#### Excerpted passage
To decide if the lhs is smaller than the rhs fed to mismatch we need to test 3 things:
Were the strings of unequal length
Was string lhs shorter
Or was the first mismatched char from lhs smaller than the first mismatched char from rhs
This evaluation can be performed by:
result.second != rhs.cend() && (result.first == lhs.cend() || tolower(*result.first) < tolower(*result.second));
Ultimately, we'll want to wrap this up in a lambda and plug it back into sort as our comparator:
sort(foo.begin(), foo.end(), [](const unsigned char lhs, const unsigned char rhs){
const auto result = mismatch(lhs.cbegin(), lhs.cend(), rhs.cbegin(), rhs.cend(), [](const unsigned char lhs, const unsigned char rhs){return tolower(lhs) == tolower(rhs);});
return result.second != rhs.cend() && (result.first == lhs.cend() || tolower(*result.first) < tolower(*result.second));
});
This will correctly sort vector<string> foo. You can see a live example here: http://ideone.com/BVgyD2
EDIT:
Just saw your question update. You can use sort with string array[] as well. You'll just need to call it like this: sort(array, std::next(array, size), ...

#include <algorithm>
#include <vector>
#include <string>
using namespace std;
void CaseInsensitiveSort(vector<string>& strs)
{
sort(
begin(strs),
end(strs),
[](const string& str1, const string& str2){
return lexicographical_compare(
begin(str1), end(str1),
begin(str2), end(str2),
[](const char& char1, const char& char2) {
return tolower(char1) < tolower(char2);
}
);
}
);
}

I use this lambda function to sort a vectors of strings:
std::sort(entries.begin(), entries.end(), [](const std::string& a, const std::string& b) -> bool {
for (size_t c = 0; c < a.size() and c < b.size(); c++) {
if (std::tolower(a[c]) != std::tolower(b[c]))
return (std::tolower(a[c]) < std::tolower(b[c]));
}
return a.size() < b.size();
});

Instead of the < operator, use a case-insensitive string comparison function.

#### Data segment
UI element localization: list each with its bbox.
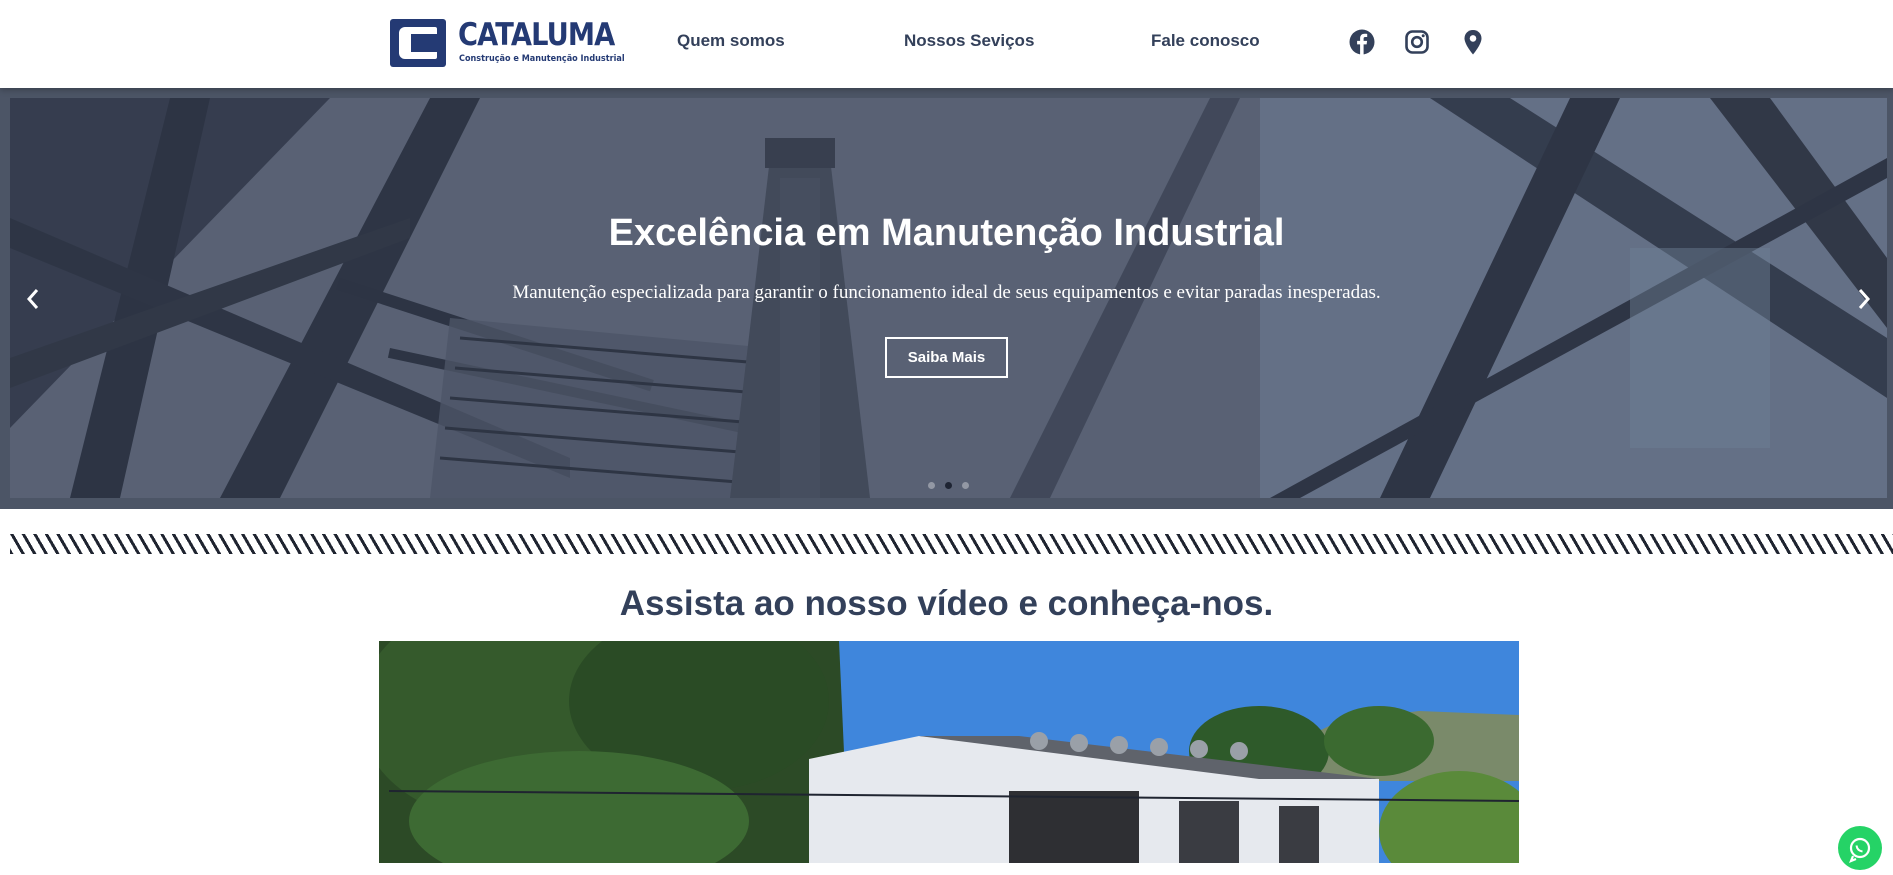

#### Work required
In the forum thread about sorting strings without regard to case, reproduce the passage starting with "I use this lambda" and going on through "string comparison function.".

#### Complete output
I use this lambda function to sort a vectors of strings:
std::sort(entries.begin(), entries.end(), [](const std::string& a, const std::string& b) -> bool {
for (size_t c = 0; c < a.size() and c < b.size(); c++) {
if (std::tolower(a[c]) != std::tolower(b[c]))
return (std::tolower(a[c]) < std::tolower(b[c]));
}
return a.size() < b.size();
});

Instead of the < operator, use a case-insensitive string comparison function.